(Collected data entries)
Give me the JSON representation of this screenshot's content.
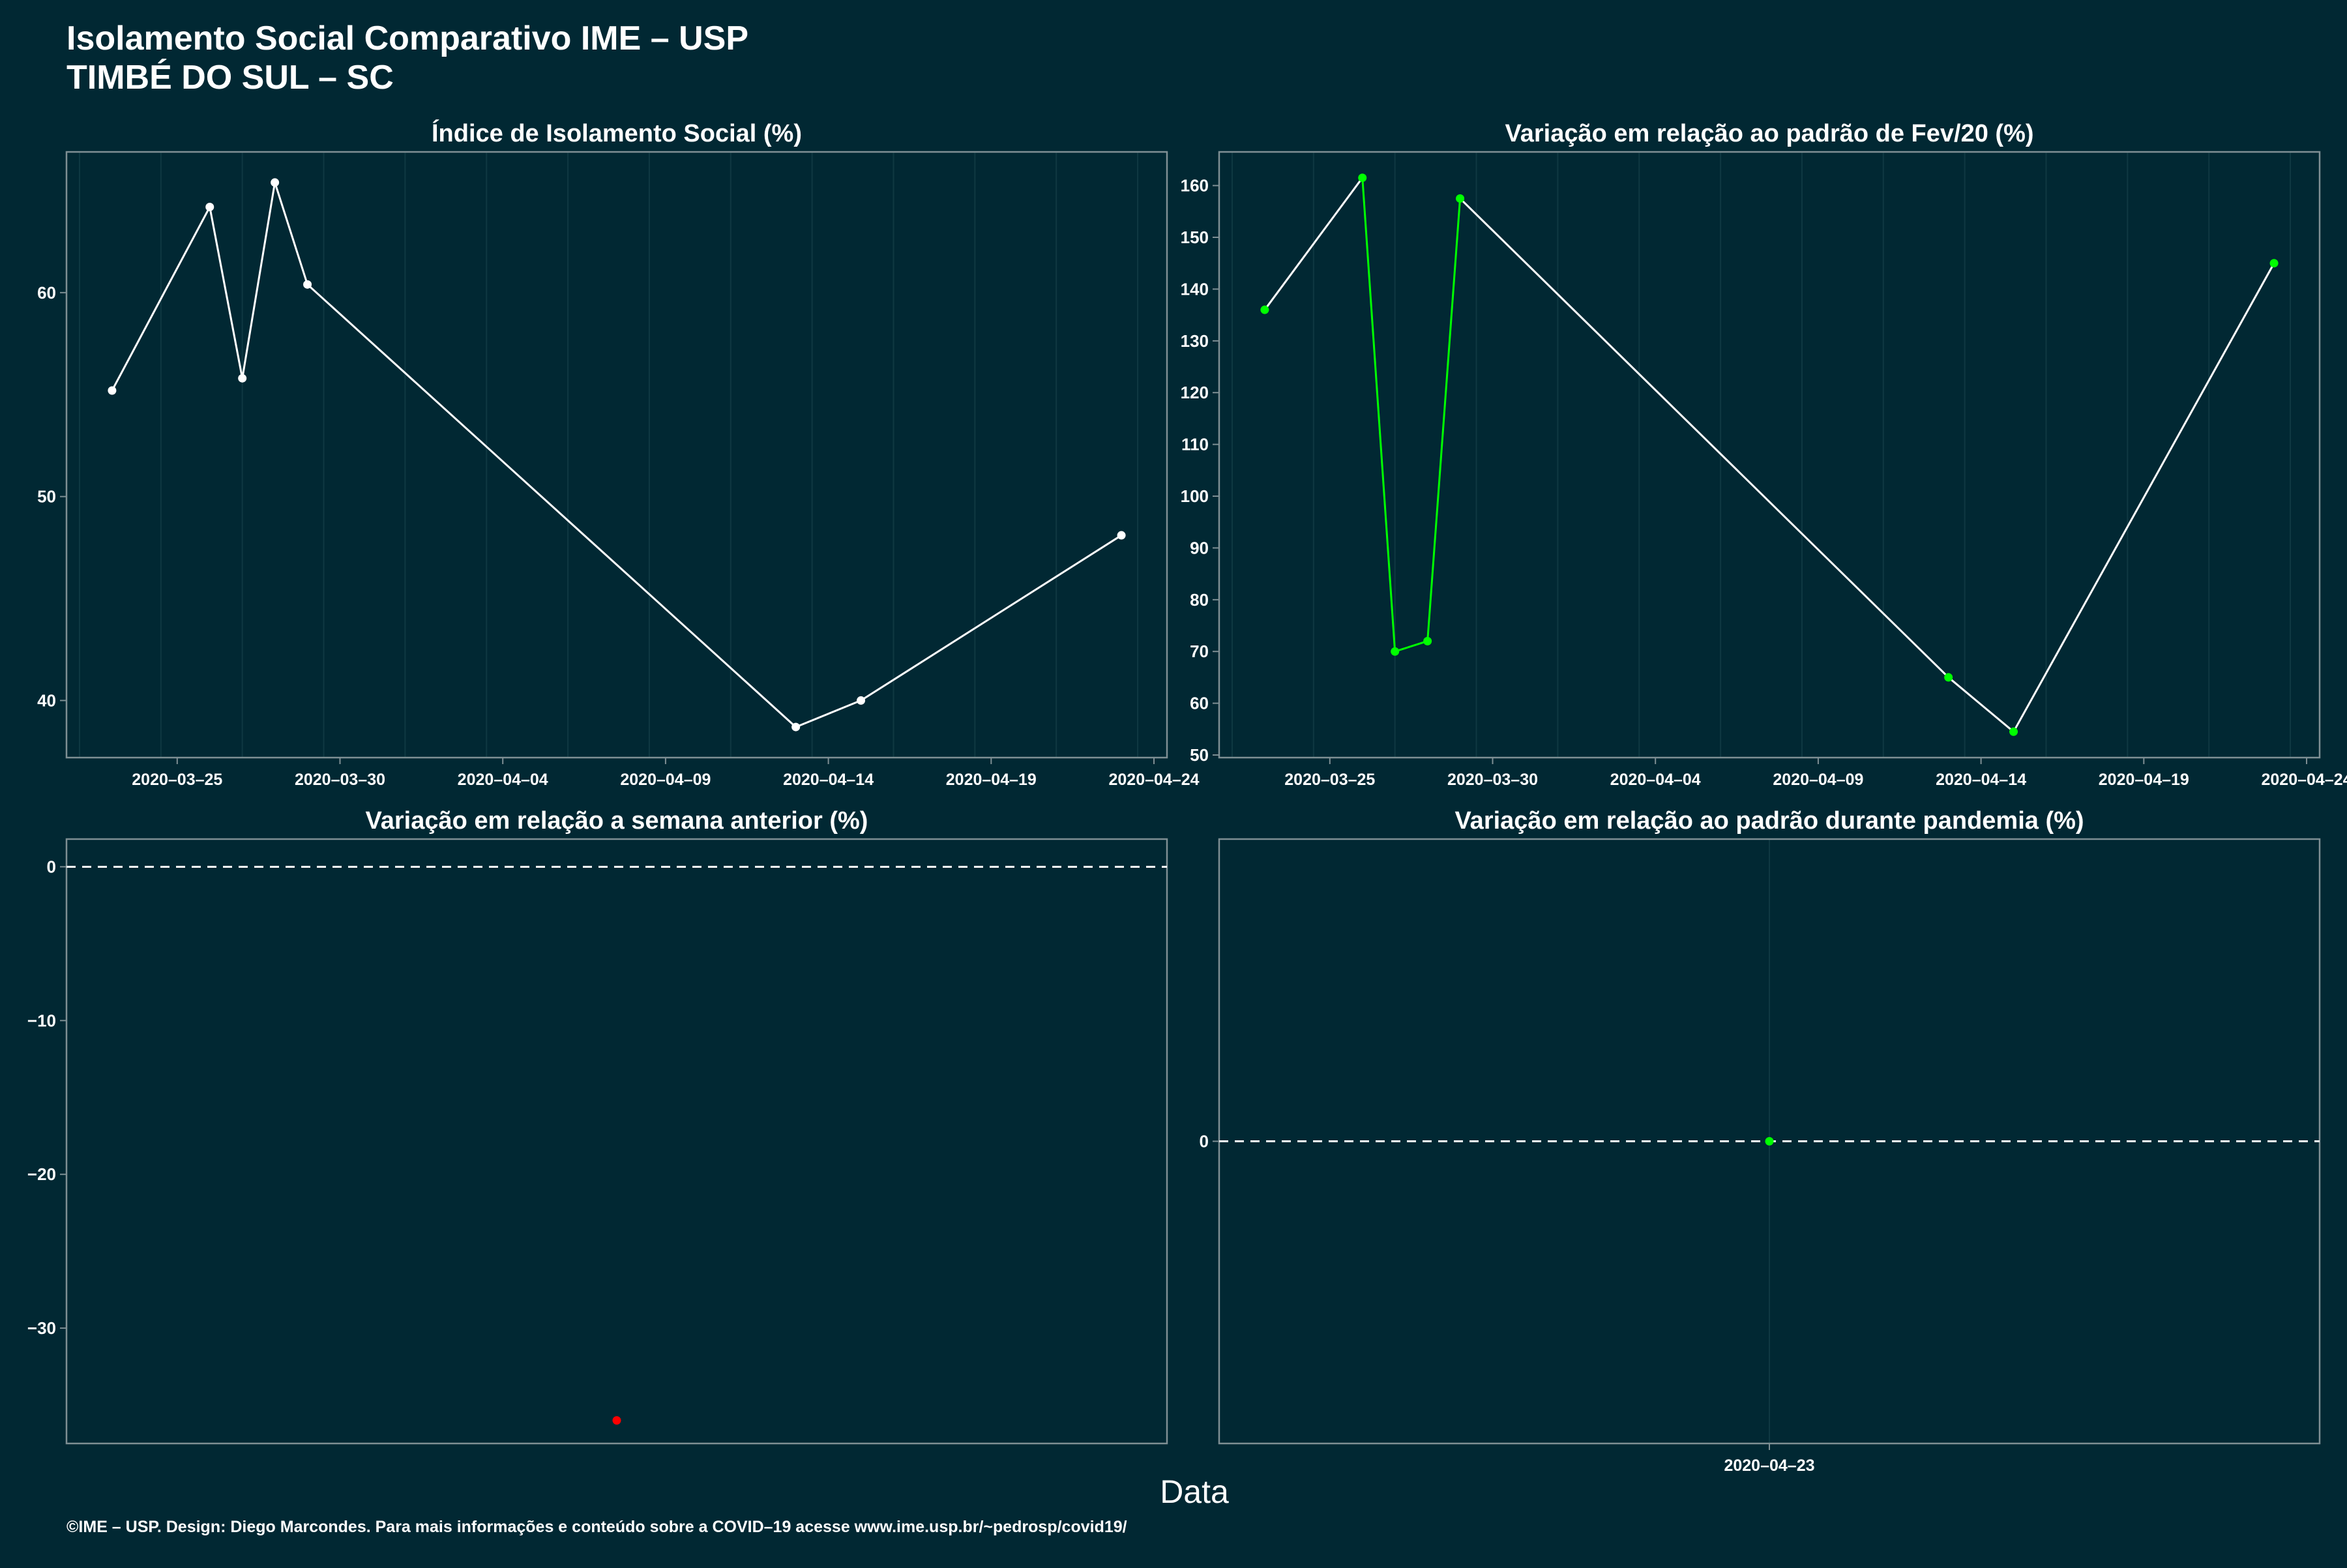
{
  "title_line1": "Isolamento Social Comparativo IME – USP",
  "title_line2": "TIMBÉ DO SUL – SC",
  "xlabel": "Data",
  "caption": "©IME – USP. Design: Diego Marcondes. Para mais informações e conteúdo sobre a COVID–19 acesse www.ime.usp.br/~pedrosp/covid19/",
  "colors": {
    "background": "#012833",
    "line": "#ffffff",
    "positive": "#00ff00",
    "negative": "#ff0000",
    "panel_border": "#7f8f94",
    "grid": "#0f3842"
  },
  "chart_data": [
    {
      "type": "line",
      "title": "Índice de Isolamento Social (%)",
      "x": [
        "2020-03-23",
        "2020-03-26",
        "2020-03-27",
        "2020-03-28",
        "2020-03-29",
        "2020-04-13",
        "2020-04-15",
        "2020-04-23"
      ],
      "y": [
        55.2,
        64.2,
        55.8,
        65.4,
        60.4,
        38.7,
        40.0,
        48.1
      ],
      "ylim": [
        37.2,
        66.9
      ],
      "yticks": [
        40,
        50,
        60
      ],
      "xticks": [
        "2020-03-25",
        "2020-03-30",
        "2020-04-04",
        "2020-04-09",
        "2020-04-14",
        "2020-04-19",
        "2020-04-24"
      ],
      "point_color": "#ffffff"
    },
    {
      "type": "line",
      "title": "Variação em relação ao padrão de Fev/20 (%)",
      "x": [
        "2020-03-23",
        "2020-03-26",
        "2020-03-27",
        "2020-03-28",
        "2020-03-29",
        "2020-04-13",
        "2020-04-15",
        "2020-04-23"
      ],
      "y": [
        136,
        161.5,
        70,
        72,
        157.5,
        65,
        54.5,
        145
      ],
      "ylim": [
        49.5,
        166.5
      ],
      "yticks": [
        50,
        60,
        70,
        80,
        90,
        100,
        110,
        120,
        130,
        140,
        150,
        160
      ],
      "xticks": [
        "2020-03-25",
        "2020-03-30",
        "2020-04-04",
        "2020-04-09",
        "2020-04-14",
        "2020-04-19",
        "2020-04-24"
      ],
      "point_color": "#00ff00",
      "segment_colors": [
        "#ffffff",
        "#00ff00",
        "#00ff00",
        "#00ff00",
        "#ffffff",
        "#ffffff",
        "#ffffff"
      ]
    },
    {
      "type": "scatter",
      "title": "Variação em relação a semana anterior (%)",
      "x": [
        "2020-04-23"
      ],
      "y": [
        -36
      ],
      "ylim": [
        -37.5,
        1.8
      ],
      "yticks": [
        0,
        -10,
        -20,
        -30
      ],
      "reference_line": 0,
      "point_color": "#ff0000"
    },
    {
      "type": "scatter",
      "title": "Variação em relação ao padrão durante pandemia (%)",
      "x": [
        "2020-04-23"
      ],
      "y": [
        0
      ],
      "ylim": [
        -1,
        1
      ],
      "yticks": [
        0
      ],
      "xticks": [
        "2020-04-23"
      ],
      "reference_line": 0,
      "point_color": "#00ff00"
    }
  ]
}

### WRITTEN EXERCISE
From the entries above, return each line with the word "Isolamento" in it.

### ANSWER IN FULL
  "title_line1": "Isolamento Social Comparativo IME – USP",
      "title": "Índice de Isolamento Social (%)",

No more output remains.